>>>
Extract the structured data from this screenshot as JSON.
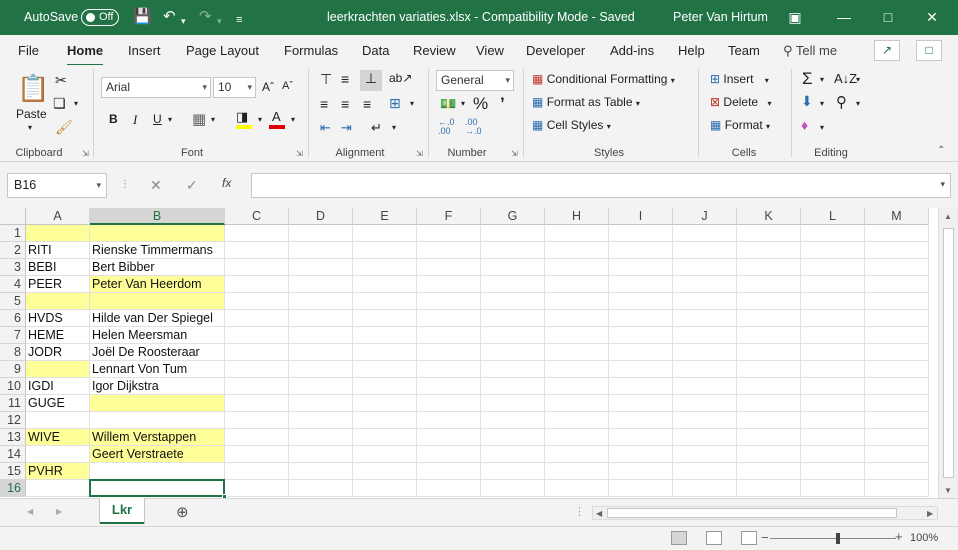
{
  "titlebar": {
    "autosave_label": "AutoSave",
    "autosave_state": "Off",
    "title": "leerkrachten variaties.xlsx  -  Compatibility Mode  -  Saved",
    "user": "Peter Van Hirtum"
  },
  "tabs": [
    "File",
    "Home",
    "Insert",
    "Page Layout",
    "Formulas",
    "Data",
    "Review",
    "View",
    "Developer",
    "Add-ins",
    "Help",
    "Team"
  ],
  "active_tab": "Home",
  "tellme": "Tell me",
  "ribbon": {
    "clipboard": {
      "label": "Clipboard",
      "paste": "Paste"
    },
    "font": {
      "label": "Font",
      "name": "Arial",
      "size": "10"
    },
    "alignment": {
      "label": "Alignment"
    },
    "number": {
      "label": "Number",
      "format": "General"
    },
    "styles": {
      "label": "Styles",
      "conditional": "Conditional Formatting",
      "format_table": "Format as Table",
      "cell_styles": "Cell Styles"
    },
    "cells": {
      "label": "Cells",
      "insert": "Insert",
      "delete": "Delete",
      "format": "Format"
    },
    "editing": {
      "label": "Editing"
    }
  },
  "formula": {
    "namebox": "B16",
    "fx": "fx",
    "content": ""
  },
  "columns": [
    "A",
    "B",
    "C",
    "D",
    "E",
    "F",
    "G",
    "H",
    "I",
    "J",
    "K",
    "L",
    "M"
  ],
  "rows": [
    {
      "n": "1",
      "a": "",
      "b": "",
      "ya": true,
      "yb": true
    },
    {
      "n": "2",
      "a": "RITI",
      "b": "Rienske Timmermans",
      "ya": false,
      "yb": false
    },
    {
      "n": "3",
      "a": "BEBI",
      "b": "Bert Bibber",
      "ya": false,
      "yb": false
    },
    {
      "n": "4",
      "a": "PEER",
      "b": "Peter Van Heerdom",
      "ya": false,
      "yb": true
    },
    {
      "n": "5",
      "a": "",
      "b": "",
      "ya": true,
      "yb": true
    },
    {
      "n": "6",
      "a": "HVDS",
      "b": "Hilde van Der Spiegel",
      "ya": false,
      "yb": false
    },
    {
      "n": "7",
      "a": "HEME",
      "b": "Helen Meersman",
      "ya": false,
      "yb": false
    },
    {
      "n": "8",
      "a": "JODR",
      "b": "Joël De Roosteraar",
      "ya": false,
      "yb": false
    },
    {
      "n": "9",
      "a": "",
      "b": "Lennart Von Tum",
      "ya": true,
      "yb": false
    },
    {
      "n": "10",
      "a": "IGDI",
      "b": "Igor Dijkstra",
      "ya": false,
      "yb": false
    },
    {
      "n": "11",
      "a": "GUGE",
      "b": "",
      "ya": false,
      "yb": true
    },
    {
      "n": "12",
      "a": "",
      "b": "",
      "ya": false,
      "yb": false
    },
    {
      "n": "13",
      "a": "WIVE",
      "b": "Willem Verstappen",
      "ya": true,
      "yb": true
    },
    {
      "n": "14",
      "a": "",
      "b": "Geert Verstraete",
      "ya": false,
      "yb": true
    },
    {
      "n": "15",
      "a": "PVHR",
      "b": "",
      "ya": true,
      "yb": false
    },
    {
      "n": "16",
      "a": "",
      "b": "",
      "ya": false,
      "yb": false
    }
  ],
  "sheet_tab": "Lkr",
  "status": {
    "zoom": "100%"
  },
  "colors": {
    "accent": "#217346",
    "highlight": "#ffff99"
  }
}
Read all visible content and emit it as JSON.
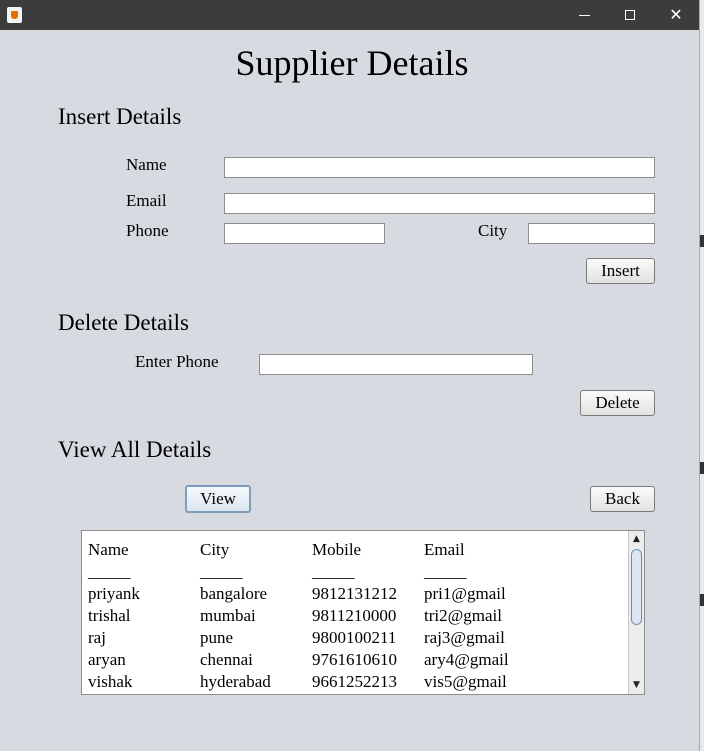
{
  "window": {
    "icon": "java-icon",
    "controls": {
      "minimize_icon": "minimize-icon",
      "maximize_icon": "maximize-icon",
      "close_icon": "close-icon",
      "close_glyph": "✕"
    }
  },
  "page": {
    "title": "Supplier Details"
  },
  "insert": {
    "heading": "Insert Details",
    "name_label": "Name",
    "name_value": "",
    "email_label": "Email",
    "email_value": "",
    "phone_label": "Phone",
    "phone_value": "",
    "city_label": "City",
    "city_value": "",
    "button": "Insert"
  },
  "delete": {
    "heading": "Delete Details",
    "phone_label": "Enter Phone",
    "phone_value": "",
    "button": "Delete"
  },
  "view": {
    "heading": "View All Details",
    "view_button": "View",
    "back_button": "Back"
  },
  "table": {
    "headers": [
      "Name",
      "City",
      "Mobile",
      "Email"
    ],
    "underline": "_____",
    "rows": [
      [
        "priyank",
        "bangalore",
        "9812131212",
        "pri1@gmail"
      ],
      [
        "trishal",
        "mumbai",
        "9811210000",
        "tri2@gmail"
      ],
      [
        "raj",
        "pune",
        "9800100211",
        "raj3@gmail"
      ],
      [
        "aryan",
        "chennai",
        "9761610610",
        "ary4@gmail"
      ],
      [
        "vishak",
        "hyderabad",
        "9661252213",
        "vis5@gmail"
      ]
    ],
    "scroll": {
      "up_icon": "▲",
      "down_icon": "▼"
    }
  }
}
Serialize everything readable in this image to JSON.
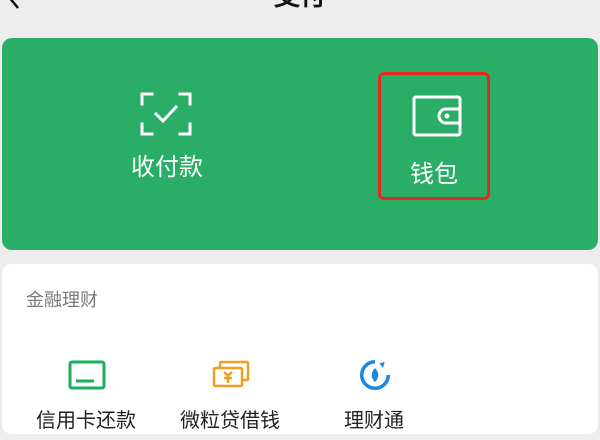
{
  "header": {
    "title": "支付",
    "back_icon": "chevron-left-icon"
  },
  "main_card": {
    "background": "#2aae67",
    "items": [
      {
        "label": "收付款",
        "icon": "scan-check-icon"
      },
      {
        "label": "钱包",
        "icon": "wallet-icon",
        "highlight_color": "#e8281e"
      }
    ]
  },
  "finance": {
    "title": "金融理财",
    "items": [
      {
        "label": "信用卡还款",
        "icon": "credit-card-icon"
      },
      {
        "label": "微粒贷借钱",
        "icon": "yuan-bills-icon"
      },
      {
        "label": "理财通",
        "icon": "licaitong-icon"
      }
    ]
  }
}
<<<
GIVEN REQUEST: Each line of the data should be quoted exactly, with pictures left out.

OUTPUT OF THE TASK:
Extract the structured data from this screenshot as JSON.
{
  "titlebar": {
    "autosave_label": "AutoSave",
    "autosave_state": "Off",
    "title": "leerkrachten variaties.xlsx  -  Compatibility Mode  -  Saved",
    "user": "Peter Van Hirtum"
  },
  "tabs": [
    "File",
    "Home",
    "Insert",
    "Page Layout",
    "Formulas",
    "Data",
    "Review",
    "View",
    "Developer",
    "Add-ins",
    "Help",
    "Team"
  ],
  "active_tab": "Home",
  "tellme": "Tell me",
  "ribbon": {
    "clipboard": {
      "label": "Clipboard",
      "paste": "Paste"
    },
    "font": {
      "label": "Font",
      "name": "Arial",
      "size": "10"
    },
    "alignment": {
      "label": "Alignment"
    },
    "number": {
      "label": "Number",
      "format": "General"
    },
    "styles": {
      "label": "Styles",
      "conditional": "Conditional Formatting",
      "format_table": "Format as Table",
      "cell_styles": "Cell Styles"
    },
    "cells": {
      "label": "Cells",
      "insert": "Insert",
      "delete": "Delete",
      "format": "Format"
    },
    "editing": {
      "label": "Editing"
    }
  },
  "formula": {
    "namebox": "B16",
    "fx": "fx",
    "content": ""
  },
  "columns": [
    "A",
    "B",
    "C",
    "D",
    "E",
    "F",
    "G",
    "H",
    "I",
    "J",
    "K",
    "L",
    "M"
  ],
  "rows": [
    {
      "n": "1",
      "a": "",
      "b": "",
      "ya": true,
      "yb": true
    },
    {
      "n": "2",
      "a": "RITI",
      "b": "Rienske Timmermans",
      "ya": false,
      "yb": false
    },
    {
      "n": "3",
      "a": "BEBI",
      "b": "Bert Bibber",
      "ya": false,
      "yb": false
    },
    {
      "n": "4",
      "a": "PEER",
      "b": "Peter Van Heerdom",
      "ya": false,
      "yb": true
    },
    {
      "n": "5",
      "a": "",
      "b": "",
      "ya": true,
      "yb": true
    },
    {
      "n": "6",
      "a": "HVDS",
      "b": "Hilde van Der Spiegel",
      "ya": false,
      "yb": false
    },
    {
      "n": "7",
      "a": "HEME",
      "b": "Helen Meersman",
      "ya": false,
      "yb": false
    },
    {
      "n": "8",
      "a": "JODR",
      "b": "Joël De Roosteraar",
      "ya": false,
      "yb": false
    },
    {
      "n": "9",
      "a": "",
      "b": "Lennart Von Tum",
      "ya": true,
      "yb": false
    },
    {
      "n": "10",
      "a": "IGDI",
      "b": "Igor Dijkstra",
      "ya": false,
      "yb": false
    },
    {
      "n": "11",
      "a": "GUGE",
      "b": "",
      "ya": false,
      "yb": true
    },
    {
      "n": "12",
      "a": "",
      "b": "",
      "ya": false,
      "yb": false
    },
    {
      "n": "13",
      "a": "WIVE",
      "b": "Willem Verstappen",
      "ya": true,
      "yb": true
    },
    {
      "n": "14",
      "a": "",
      "b": "Geert Verstraete",
      "ya": false,
      "yb": true
    },
    {
      "n": "15",
      "a": "PVHR",
      "b": "",
      "ya": true,
      "yb": false
    },
    {
      "n": "16",
      "a": "",
      "b": "",
      "ya": false,
      "yb": false
    }
  ],
  "sheet_tab": "Lkr",
  "status": {
    "zoom": "100%"
  },
  "colors": {
    "accent": "#217346",
    "highlight": "#ffff99"
  }
}
Read all visible content and emit it as JSON.
{
  "window": {
    "icon": "java-icon",
    "controls": {
      "minimize_icon": "minimize-icon",
      "maximize_icon": "maximize-icon",
      "close_icon": "close-icon",
      "close_glyph": "✕"
    }
  },
  "page": {
    "title": "Supplier Details"
  },
  "insert": {
    "heading": "Insert Details",
    "name_label": "Name",
    "name_value": "",
    "email_label": "Email",
    "email_value": "",
    "phone_label": "Phone",
    "phone_value": "",
    "city_label": "City",
    "city_value": "",
    "button": "Insert"
  },
  "delete": {
    "heading": "Delete Details",
    "phone_label": "Enter Phone",
    "phone_value": "",
    "button": "Delete"
  },
  "view": {
    "heading": "View All Details",
    "view_button": "View",
    "back_button": "Back"
  },
  "table": {
    "headers": [
      "Name",
      "City",
      "Mobile",
      "Email"
    ],
    "underline": "_____",
    "rows": [
      [
        "priyank",
        "bangalore",
        "9812131212",
        "pri1@gmail"
      ],
      [
        "trishal",
        "mumbai",
        "9811210000",
        "tri2@gmail"
      ],
      [
        "raj",
        "pune",
        "9800100211",
        "raj3@gmail"
      ],
      [
        "aryan",
        "chennai",
        "9761610610",
        "ary4@gmail"
      ],
      [
        "vishak",
        "hyderabad",
        "9661252213",
        "vis5@gmail"
      ]
    ],
    "scroll": {
      "up_icon": "▲",
      "down_icon": "▼"
    }
  }
}
Serialize everything readable in this image to JSON.
{
  "header": {
    "title": "支付",
    "back_icon": "chevron-left-icon"
  },
  "main_card": {
    "background": "#2aae67",
    "items": [
      {
        "label": "收付款",
        "icon": "scan-check-icon"
      },
      {
        "label": "钱包",
        "icon": "wallet-icon",
        "highlight_color": "#e8281e"
      }
    ]
  },
  "finance": {
    "title": "金融理财",
    "items": [
      {
        "label": "信用卡还款",
        "icon": "credit-card-icon"
      },
      {
        "label": "微粒贷借钱",
        "icon": "yuan-bills-icon"
      },
      {
        "label": "理财通",
        "icon": "licaitong-icon"
      }
    ]
  }
}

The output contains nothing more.